给定文段
+ + + + + + +
灵活运用极限加上一些有意思的组合结果我们也可以得到一些相对有意思的结论,比如加上 Dirichlet’s approximation theorem(抽屉原理的简单推论,也可以用连分数展开证明),可以得到如下结果。

Problem 1. (Do not need to complete) Dirichlet’s approximation theorem says that for any irrational number $\alpha$ there are an infinite number of integers $p$ and $q$ so that
$$
\left|\alpha-\frac{p}{q}\right|<\frac{1}{q^{2}}
$$
a) Show that when $\alpha$ is irrational, for each rational $r \in \mathbb{Q}$ the set $\left\{(p, q): r=p / q,\left|\alpha-\frac{p}{q}\right|<\frac{1}{q^{2}}\right\}$ is finite. What happens when $\alpha$ is rational?
+ + + + + + +
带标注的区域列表
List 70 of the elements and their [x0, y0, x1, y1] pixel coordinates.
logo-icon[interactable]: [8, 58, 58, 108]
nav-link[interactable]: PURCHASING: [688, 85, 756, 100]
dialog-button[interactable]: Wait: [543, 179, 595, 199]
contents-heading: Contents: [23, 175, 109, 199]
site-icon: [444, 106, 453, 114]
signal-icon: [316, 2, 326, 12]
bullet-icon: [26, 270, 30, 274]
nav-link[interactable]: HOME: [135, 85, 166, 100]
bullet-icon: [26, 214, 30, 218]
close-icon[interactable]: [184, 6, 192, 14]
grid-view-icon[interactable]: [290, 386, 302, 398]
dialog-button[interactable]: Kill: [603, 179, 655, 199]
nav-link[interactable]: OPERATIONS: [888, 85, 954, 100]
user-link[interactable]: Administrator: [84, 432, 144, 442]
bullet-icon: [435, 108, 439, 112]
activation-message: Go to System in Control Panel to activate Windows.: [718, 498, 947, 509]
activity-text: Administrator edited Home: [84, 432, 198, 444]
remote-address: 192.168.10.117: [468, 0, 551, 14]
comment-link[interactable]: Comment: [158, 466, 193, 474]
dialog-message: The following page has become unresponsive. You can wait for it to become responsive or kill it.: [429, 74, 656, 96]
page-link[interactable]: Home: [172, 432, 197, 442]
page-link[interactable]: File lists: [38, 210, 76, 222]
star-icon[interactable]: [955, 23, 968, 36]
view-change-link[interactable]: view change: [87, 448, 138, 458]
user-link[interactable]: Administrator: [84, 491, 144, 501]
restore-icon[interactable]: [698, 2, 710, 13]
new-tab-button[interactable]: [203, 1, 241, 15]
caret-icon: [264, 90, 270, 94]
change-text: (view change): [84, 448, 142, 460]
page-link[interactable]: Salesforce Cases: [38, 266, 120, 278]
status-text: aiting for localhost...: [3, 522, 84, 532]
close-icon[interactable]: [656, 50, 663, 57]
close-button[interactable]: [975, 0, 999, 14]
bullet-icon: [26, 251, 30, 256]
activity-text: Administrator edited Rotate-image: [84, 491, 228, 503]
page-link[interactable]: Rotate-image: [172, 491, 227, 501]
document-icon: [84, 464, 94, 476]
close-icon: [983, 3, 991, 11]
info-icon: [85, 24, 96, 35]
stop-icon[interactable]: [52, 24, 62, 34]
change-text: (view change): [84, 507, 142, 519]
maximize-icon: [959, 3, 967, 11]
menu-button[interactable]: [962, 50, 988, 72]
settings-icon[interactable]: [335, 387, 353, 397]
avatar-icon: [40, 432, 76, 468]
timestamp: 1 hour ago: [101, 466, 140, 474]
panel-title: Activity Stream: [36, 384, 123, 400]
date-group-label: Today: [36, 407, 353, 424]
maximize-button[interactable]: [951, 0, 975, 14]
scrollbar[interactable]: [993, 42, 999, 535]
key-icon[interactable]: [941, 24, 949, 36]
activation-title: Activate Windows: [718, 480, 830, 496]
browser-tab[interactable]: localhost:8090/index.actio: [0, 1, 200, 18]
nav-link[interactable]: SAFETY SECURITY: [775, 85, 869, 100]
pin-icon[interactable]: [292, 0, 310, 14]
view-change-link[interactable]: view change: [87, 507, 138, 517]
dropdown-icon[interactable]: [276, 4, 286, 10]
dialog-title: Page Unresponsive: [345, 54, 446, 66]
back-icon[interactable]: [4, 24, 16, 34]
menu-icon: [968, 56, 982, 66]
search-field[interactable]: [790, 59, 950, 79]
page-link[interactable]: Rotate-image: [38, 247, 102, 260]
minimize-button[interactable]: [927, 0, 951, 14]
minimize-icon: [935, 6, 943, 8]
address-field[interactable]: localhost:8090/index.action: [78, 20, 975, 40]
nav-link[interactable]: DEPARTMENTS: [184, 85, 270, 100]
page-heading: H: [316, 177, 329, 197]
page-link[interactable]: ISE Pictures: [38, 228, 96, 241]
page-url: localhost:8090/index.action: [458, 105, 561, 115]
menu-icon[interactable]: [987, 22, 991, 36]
+ + + + + + +
书面任务 1
请誊写关于狄利克雷逼近定理的文段中的一部分，从“Problem 1. (Do”开始，一直到“when $\alpha$ is rational?”为止。
书面任务 2
在关于狄利克雷逼近定理的文段中，括号里说这个定理是哪个原理的简单推论？

最终答案 1
Problem 1. (Do not need to complete) Dirichlet’s approximation theorem says that for any irrational number $\alpha$ there are an infinite number of integers $p$ and $q$ so that
$$
\left|\alpha-\frac{p}{q}\right|<\frac{1}{q^{2}}
$$
a) Show that when $\alpha$ is irrational, for each rational $r \in \mathbb{Q}$ the set $\left\{(p, q): r=p / q,\left|\alpha-\frac{p}{q}\right|<\frac{1}{q^{2}}\right\}$ is finite. What happens when $\alpha$ is rational?

最终答案 2
抽屉原理。